### Written exercise
Retype the lines from the one with "output each element" up to and including the one with "bar-value-label: 0 [813, 406, 820, 421]", leaving the pictures out.

### Supplied information

'''

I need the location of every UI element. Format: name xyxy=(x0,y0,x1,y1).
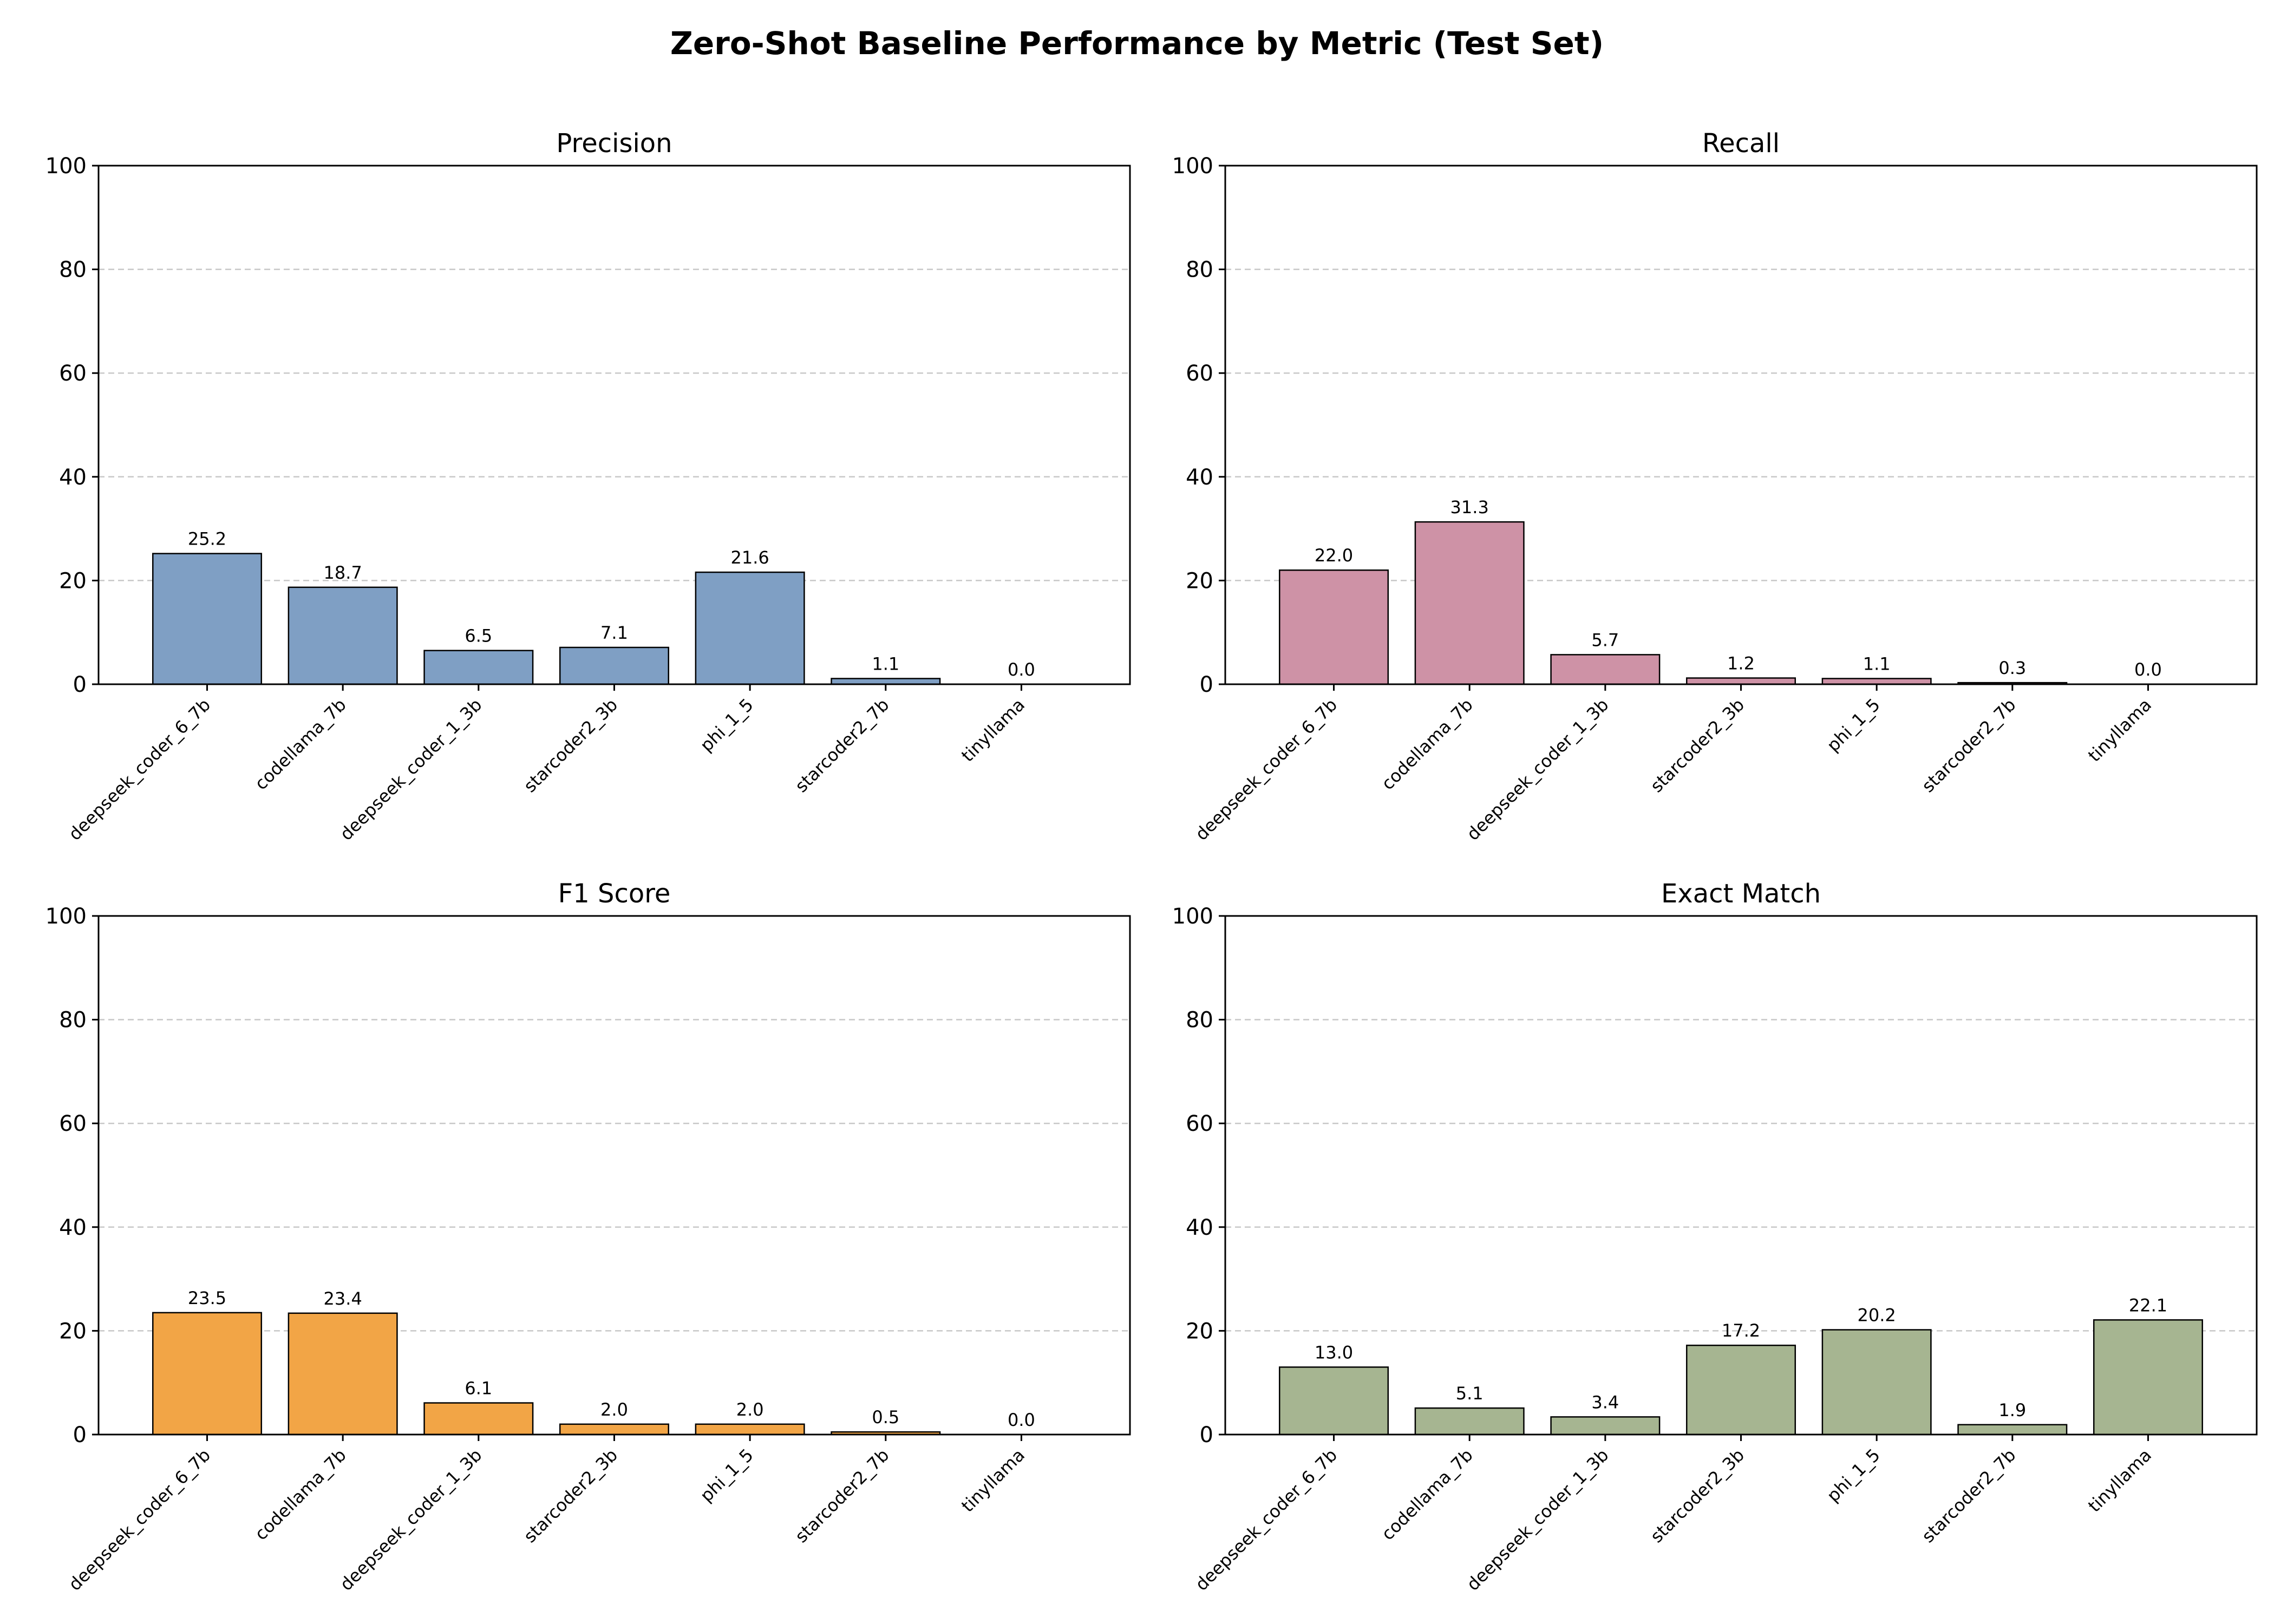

'''
'''

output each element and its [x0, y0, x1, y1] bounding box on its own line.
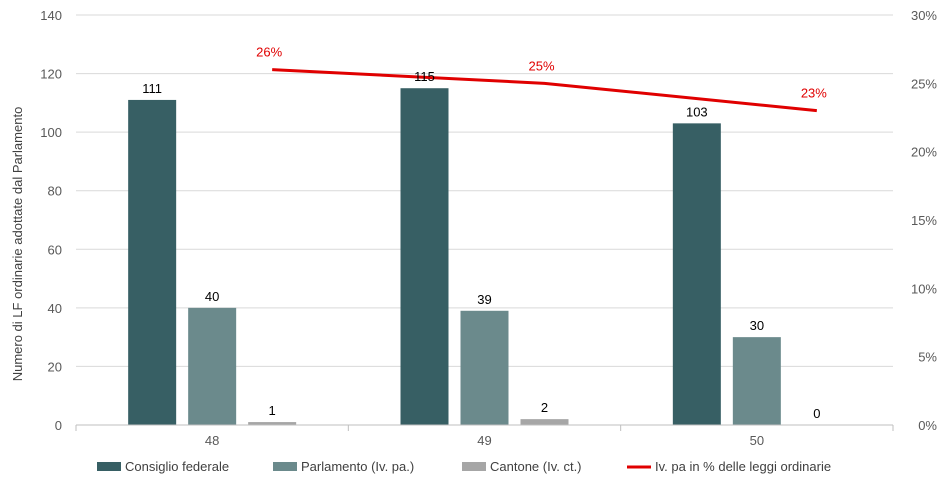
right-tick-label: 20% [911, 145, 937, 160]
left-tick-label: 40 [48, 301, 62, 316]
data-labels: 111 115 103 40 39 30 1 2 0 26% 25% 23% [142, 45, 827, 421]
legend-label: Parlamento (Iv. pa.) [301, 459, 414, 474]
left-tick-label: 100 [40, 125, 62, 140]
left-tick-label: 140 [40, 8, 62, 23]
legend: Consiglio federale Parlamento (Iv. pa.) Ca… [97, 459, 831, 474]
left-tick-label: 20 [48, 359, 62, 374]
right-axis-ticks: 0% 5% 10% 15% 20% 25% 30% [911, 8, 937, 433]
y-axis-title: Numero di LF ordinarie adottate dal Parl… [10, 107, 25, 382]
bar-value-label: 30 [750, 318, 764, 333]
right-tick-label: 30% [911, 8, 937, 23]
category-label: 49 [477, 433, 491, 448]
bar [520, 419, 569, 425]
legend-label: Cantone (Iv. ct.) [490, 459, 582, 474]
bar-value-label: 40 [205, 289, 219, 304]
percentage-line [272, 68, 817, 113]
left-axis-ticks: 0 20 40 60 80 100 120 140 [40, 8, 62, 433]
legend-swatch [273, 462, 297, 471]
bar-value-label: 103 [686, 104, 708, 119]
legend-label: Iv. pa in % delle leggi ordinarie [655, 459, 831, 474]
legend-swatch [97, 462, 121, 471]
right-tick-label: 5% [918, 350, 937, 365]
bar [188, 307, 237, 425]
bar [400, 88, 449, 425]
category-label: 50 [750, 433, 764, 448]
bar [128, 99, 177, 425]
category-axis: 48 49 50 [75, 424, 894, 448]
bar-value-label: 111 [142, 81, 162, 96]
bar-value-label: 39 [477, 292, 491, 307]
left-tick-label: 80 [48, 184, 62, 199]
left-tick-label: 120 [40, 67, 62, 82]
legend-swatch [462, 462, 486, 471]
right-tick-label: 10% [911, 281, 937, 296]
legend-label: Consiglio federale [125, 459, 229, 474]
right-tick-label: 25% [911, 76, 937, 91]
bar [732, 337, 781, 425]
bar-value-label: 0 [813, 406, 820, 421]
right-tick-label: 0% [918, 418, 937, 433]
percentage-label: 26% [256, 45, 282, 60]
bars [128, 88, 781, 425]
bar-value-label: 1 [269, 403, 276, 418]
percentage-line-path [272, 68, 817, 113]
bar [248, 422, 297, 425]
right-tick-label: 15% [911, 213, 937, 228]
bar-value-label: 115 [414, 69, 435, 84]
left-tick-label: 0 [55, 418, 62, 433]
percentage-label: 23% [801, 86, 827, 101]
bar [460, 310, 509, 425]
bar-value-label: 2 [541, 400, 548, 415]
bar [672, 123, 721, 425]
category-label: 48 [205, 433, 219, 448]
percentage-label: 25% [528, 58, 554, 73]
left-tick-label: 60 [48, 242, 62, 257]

'''

### Solution to this problem
output each element and its [x0, y0, x1, y1] bounding box on its own line.
right-tick-label: 20% [911, 145, 937, 160]
left-tick-label: 40 [48, 301, 62, 316]
data-labels: 111 115 103 40 39 30 1 2 0 26% 25% 23% [142, 45, 827, 421]
legend-label: Parlamento (Iv. pa.) [301, 459, 414, 474]
left-tick-label: 100 [40, 125, 62, 140]
left-tick-label: 140 [40, 8, 62, 23]
legend: Consiglio federale Parlamento (Iv. pa.) Ca… [97, 459, 831, 474]
left-tick-label: 20 [48, 359, 62, 374]
right-axis-ticks: 0% 5% 10% 15% 20% 25% 30% [911, 8, 937, 433]
y-axis-title: Numero di LF ordinarie adottate dal Parl… [10, 107, 25, 382]
bar-value-label: 30 [750, 318, 764, 333]
right-tick-label: 30% [911, 8, 937, 23]
category-label: 49 [477, 433, 491, 448]
bar [520, 419, 569, 425]
legend-label: Cantone (Iv. ct.) [490, 459, 582, 474]
bar-value-label: 40 [205, 289, 219, 304]
percentage-line [272, 68, 817, 113]
left-axis-ticks: 0 20 40 60 80 100 120 140 [40, 8, 62, 433]
legend-swatch [273, 462, 297, 471]
bar-value-label: 103 [686, 104, 708, 119]
legend-label: Iv. pa in % delle leggi ordinarie [655, 459, 831, 474]
legend-swatch [97, 462, 121, 471]
right-tick-label: 5% [918, 350, 937, 365]
bar [188, 307, 237, 425]
bar [400, 88, 449, 425]
category-label: 50 [750, 433, 764, 448]
bar [128, 99, 177, 425]
category-axis: 48 49 50 [75, 424, 894, 448]
bar-value-label: 111 [142, 81, 162, 96]
bar-value-label: 39 [477, 292, 491, 307]
left-tick-label: 80 [48, 184, 62, 199]
left-tick-label: 120 [40, 67, 62, 82]
legend-swatch [462, 462, 486, 471]
right-tick-label: 10% [911, 281, 937, 296]
legend-label: Consiglio federale [125, 459, 229, 474]
right-tick-label: 25% [911, 76, 937, 91]
bar [732, 337, 781, 425]
bar-value-label: 0 [813, 406, 820, 421]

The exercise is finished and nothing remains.